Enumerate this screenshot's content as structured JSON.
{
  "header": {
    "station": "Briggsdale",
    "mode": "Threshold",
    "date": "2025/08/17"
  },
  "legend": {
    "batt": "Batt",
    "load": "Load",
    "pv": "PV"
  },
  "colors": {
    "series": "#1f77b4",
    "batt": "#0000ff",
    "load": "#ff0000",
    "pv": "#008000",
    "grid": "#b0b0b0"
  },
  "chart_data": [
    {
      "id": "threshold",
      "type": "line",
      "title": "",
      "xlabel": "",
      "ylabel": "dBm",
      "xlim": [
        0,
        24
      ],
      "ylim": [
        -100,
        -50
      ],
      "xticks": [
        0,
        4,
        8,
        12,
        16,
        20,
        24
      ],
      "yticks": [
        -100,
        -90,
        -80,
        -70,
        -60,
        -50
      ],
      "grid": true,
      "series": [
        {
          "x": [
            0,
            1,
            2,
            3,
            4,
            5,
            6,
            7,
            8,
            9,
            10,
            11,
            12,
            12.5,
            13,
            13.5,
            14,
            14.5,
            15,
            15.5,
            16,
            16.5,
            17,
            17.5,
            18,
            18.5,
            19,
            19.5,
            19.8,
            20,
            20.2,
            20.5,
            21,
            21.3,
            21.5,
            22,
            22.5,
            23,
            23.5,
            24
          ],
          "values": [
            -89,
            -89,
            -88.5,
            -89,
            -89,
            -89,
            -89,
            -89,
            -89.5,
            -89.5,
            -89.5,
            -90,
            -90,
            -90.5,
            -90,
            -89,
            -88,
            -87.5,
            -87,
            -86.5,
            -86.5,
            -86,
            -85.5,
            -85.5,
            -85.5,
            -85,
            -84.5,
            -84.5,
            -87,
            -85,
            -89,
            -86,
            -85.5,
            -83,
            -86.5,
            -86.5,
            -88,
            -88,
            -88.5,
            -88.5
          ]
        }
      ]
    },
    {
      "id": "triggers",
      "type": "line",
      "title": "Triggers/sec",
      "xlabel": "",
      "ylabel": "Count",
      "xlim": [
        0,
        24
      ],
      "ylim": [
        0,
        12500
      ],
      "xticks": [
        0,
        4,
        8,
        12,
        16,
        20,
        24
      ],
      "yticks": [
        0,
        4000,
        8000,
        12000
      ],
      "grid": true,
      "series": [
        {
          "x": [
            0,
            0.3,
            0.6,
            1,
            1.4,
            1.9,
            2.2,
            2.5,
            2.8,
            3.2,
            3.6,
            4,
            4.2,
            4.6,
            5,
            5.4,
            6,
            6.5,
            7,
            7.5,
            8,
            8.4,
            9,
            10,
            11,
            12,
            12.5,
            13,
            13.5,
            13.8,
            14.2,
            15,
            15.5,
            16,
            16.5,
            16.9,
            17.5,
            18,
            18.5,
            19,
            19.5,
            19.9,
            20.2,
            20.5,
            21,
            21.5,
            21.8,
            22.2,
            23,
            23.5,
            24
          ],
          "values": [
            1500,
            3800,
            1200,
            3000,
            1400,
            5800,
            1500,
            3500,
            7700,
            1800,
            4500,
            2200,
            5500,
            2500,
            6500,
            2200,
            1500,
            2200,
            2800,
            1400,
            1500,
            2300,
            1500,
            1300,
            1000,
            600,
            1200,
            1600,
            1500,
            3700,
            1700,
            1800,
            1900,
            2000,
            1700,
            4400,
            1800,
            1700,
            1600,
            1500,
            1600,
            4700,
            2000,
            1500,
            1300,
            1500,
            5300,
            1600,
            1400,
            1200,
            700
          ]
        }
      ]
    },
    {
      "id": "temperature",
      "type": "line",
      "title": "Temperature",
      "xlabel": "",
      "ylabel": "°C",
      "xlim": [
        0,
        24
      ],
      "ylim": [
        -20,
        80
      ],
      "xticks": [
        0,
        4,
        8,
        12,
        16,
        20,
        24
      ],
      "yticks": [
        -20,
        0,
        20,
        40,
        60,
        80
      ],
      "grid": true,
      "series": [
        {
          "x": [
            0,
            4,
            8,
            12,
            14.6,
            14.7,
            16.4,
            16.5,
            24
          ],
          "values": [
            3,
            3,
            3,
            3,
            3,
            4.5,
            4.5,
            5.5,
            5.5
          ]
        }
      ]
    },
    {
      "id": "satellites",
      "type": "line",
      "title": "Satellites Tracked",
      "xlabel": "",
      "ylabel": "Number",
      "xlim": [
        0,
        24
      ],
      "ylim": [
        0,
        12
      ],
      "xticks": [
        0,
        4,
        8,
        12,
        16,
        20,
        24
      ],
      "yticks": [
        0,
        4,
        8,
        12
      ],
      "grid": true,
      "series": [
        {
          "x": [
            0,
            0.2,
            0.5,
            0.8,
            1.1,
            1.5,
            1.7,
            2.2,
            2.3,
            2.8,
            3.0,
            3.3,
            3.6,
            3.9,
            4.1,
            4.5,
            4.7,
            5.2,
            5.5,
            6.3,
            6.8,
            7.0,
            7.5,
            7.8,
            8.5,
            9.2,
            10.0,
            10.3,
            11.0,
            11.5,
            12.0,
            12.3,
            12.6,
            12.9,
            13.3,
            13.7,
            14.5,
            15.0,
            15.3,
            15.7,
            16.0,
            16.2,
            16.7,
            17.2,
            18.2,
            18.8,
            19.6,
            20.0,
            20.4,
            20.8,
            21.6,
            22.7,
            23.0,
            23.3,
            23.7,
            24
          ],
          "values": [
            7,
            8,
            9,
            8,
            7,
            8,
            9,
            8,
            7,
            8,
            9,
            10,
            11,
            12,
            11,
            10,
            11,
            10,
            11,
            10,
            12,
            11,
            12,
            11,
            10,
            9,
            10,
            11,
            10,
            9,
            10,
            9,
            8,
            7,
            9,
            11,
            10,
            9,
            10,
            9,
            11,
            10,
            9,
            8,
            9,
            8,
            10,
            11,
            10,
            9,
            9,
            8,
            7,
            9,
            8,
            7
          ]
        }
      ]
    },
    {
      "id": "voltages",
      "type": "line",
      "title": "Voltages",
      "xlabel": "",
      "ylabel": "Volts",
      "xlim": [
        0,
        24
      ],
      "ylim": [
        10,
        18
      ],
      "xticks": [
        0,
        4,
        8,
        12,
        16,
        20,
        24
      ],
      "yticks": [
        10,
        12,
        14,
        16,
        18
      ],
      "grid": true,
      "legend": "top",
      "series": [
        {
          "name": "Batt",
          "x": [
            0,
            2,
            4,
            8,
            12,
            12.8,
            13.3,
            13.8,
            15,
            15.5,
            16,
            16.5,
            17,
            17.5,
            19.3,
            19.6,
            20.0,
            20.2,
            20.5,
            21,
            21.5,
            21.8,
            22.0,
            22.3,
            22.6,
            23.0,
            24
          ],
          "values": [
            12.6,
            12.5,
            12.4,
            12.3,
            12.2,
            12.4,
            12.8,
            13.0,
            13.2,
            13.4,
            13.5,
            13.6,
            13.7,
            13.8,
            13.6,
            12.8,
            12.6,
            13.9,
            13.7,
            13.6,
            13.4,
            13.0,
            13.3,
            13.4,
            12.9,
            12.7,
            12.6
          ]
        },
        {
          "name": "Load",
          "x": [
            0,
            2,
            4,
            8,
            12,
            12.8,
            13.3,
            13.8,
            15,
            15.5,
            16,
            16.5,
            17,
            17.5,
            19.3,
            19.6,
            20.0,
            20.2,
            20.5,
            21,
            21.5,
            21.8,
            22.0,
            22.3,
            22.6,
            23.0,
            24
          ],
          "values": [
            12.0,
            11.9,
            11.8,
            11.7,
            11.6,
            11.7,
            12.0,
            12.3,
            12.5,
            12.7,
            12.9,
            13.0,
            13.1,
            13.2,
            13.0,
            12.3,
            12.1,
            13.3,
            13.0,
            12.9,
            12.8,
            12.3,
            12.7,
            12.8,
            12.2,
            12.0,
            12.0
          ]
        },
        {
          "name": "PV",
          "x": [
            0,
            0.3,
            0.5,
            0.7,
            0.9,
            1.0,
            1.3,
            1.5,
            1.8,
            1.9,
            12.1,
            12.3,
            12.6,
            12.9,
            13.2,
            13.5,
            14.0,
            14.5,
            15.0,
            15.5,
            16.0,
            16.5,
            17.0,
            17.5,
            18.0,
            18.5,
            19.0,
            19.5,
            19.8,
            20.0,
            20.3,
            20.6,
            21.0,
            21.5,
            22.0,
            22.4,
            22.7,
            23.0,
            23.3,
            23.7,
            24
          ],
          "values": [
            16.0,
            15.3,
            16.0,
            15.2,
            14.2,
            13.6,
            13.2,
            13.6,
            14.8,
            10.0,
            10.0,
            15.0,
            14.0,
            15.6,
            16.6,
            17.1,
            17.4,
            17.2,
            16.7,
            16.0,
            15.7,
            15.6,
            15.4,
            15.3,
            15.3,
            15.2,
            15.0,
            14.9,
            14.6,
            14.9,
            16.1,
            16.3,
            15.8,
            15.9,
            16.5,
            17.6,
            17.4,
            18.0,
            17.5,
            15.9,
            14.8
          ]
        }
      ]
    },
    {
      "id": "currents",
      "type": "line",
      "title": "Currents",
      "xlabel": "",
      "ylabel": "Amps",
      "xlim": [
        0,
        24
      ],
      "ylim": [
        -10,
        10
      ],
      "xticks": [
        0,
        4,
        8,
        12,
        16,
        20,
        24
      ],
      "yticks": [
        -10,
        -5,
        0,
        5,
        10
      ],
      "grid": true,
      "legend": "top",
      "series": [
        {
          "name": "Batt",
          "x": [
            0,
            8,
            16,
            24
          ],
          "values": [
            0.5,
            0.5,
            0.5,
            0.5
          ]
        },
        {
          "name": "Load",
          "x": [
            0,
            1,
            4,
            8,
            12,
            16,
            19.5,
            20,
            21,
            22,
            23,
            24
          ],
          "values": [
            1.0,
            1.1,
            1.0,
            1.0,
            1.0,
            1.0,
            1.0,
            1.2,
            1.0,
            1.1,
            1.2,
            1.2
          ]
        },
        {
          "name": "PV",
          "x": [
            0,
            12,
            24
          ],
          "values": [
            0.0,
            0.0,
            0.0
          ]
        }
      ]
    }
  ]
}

▶ WHAT YOU NEED TO DO:
Give nothing but the number of lines containing the string "ylabel".

▶ RESULT:
6